Quote the records that follow in full, leaving the pictures out.
==========
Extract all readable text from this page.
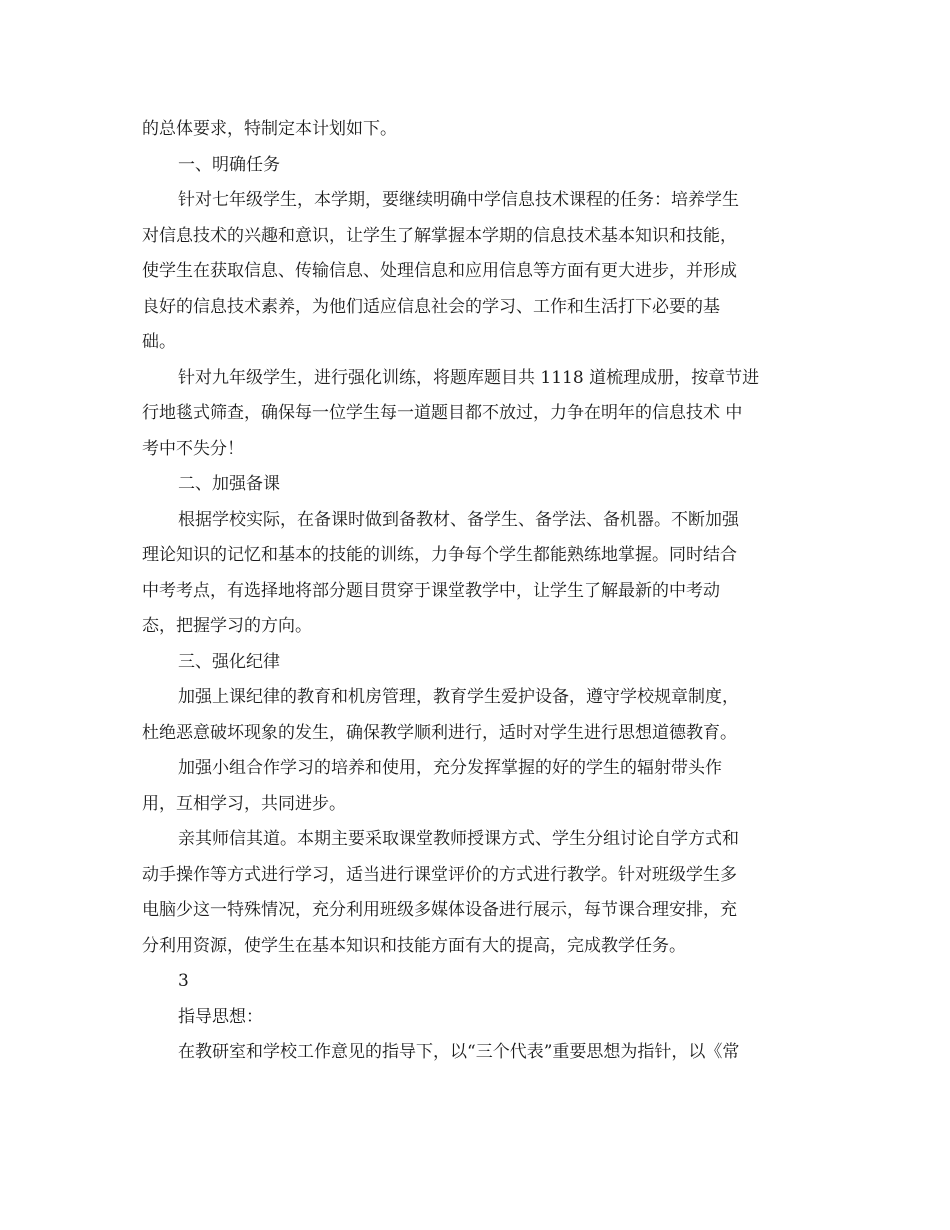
的总体要求，特制定本计划如下。

一、明确任务

针对七年级学生，本学期，要继续明确中学信息技术课程的任务：培养学生

对信息技术的兴趣和意识，让学生了解掌握本学期的信息技术基本知识和技能，

使学生在获取信息、传输信息、处理信息和应用信息等方面有更大进步，并形成

良好的信息技术素养，为他们适应信息社会的学习、工作和生活打下必要的基

础。

针对九年级学生，进行强化训练，将题库题目共 1118 道梳理成册，按章节进

行地毯式筛查，确保每一位学生每一道题目都不放过，力争在明年的信息技术 中

考中不失分！

二、加强备课

根据学校实际，在备课时做到备教材、备学生、备学法、备机器。不断加强

理论知识的记忆和基本的技能的训练，力争每个学生都能熟练地掌握。同时结合

中考考点，有选择地将部分题目贯穿于课堂教学中，让学生了解最新的中考动

态，把握学习的方向。

三、强化纪律

加强上课纪律的教育和机房管理，教育学生爱护设备，遵守学校规章制度，

杜绝恶意破坏现象的发生，确保教学顺利进行，适时对学生进行思想道德教育。

加强小组合作学习的培养和使用，充分发挥掌握的好的学生的辐射带头作

用，互相学习，共同进步。

亲其师信其道。本期主要采取课堂教师授课方式、学生分组讨论自学方式和

动手操作等方式进行学习，适当进行课堂评价的方式进行教学。针对班级学生多

电脑少这一特殊情况，充分利用班级多媒体设备进行展示，每节课合理安排，充

分利用资源，使学生在基本知识和技能方面有大的提高，完成教学任务。

3

指导思想：

在教研室和学校工作意见的指导下，以“三个代表”重要思想为指针，以《常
==========
§ **ANSWER FOR THIS EXERCISE**
Extract all readable text from this page.
的总体要求，特制定本计划如下。

一、明确任务

针对七年级学生，本学期，要继续明确中学信息技术课程的任务：培养学生

对信息技术的兴趣和意识，让学生了解掌握本学期的信息技术基本知识和技能，

使学生在获取信息、传输信息、处理信息和应用信息等方面有更大进步，并形成

良好的信息技术素养，为他们适应信息社会的学习、工作和生活打下必要的基

础。

针对九年级学生，进行强化训练，将题库题目共 1118 道梳理成册，按章节进

行地毯式筛查，确保每一位学生每一道题目都不放过，力争在明年的信息技术 中

考中不失分！

二、加强备课

根据学校实际，在备课时做到备教材、备学生、备学法、备机器。不断加强

理论知识的记忆和基本的技能的训练，力争每个学生都能熟练地掌握。同时结合

中考考点，有选择地将部分题目贯穿于课堂教学中，让学生了解最新的中考动

态，把握学习的方向。

三、强化纪律

加强上课纪律的教育和机房管理，教育学生爱护设备，遵守学校规章制度，

杜绝恶意破坏现象的发生，确保教学顺利进行，适时对学生进行思想道德教育。

加强小组合作学习的培养和使用，充分发挥掌握的好的学生的辐射带头作

用，互相学习，共同进步。

亲其师信其道。本期主要采取课堂教师授课方式、学生分组讨论自学方式和

动手操作等方式进行学习，适当进行课堂评价的方式进行教学。针对班级学生多

电脑少这一特殊情况，充分利用班级多媒体设备进行展示，每节课合理安排，充

分利用资源，使学生在基本知识和技能方面有大的提高，完成教学任务。

3

指导思想：

在教研室和学校工作意见的指导下，以“三个代表”重要思想为指针，以《常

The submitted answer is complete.